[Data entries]
-*-*-

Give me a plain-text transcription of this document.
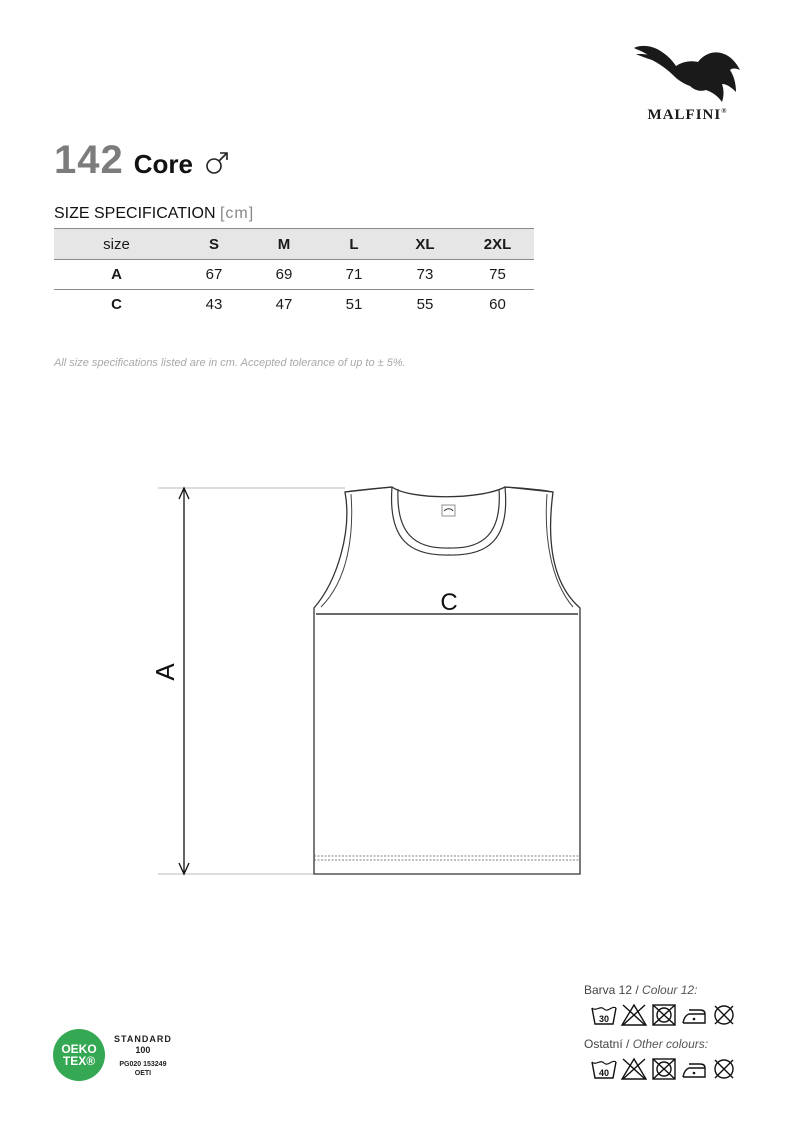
MALFINI®
142 Core
SIZE SPECIFICATION [cm]
size	S	M	L	XL	2XL
A	67	69	71	73	75
C	43	47	51	55	60
All size specifications listed are in cm. Accepted tolerance of up to ± 5%.
A
C
Barva 12 / Colour 12:
30
Ostatní / Other colours:
40
OEKO
TEX®
STANDARD
100
PG020 153249
OETI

-*-*-

▶ [TASK BRIEF]
From the records given above, reproduce all text exactly and exclude each picture.

▶ [TASK RESULT]
Give me a plain-text transcription of this document.
MALFINI®
142 Core
SIZE SPECIFICATION [cm]
size	S	M	L	XL	2XL
A	67	69	71	73	75
C	43	47	51	55	60
All size specifications listed are in cm. Accepted tolerance of up to ± 5%.
A
C
Barva 12 / Colour 12:
30
Ostatní / Other colours:
40
OEKO
TEX®
STANDARD
100
PG020 153249
OETI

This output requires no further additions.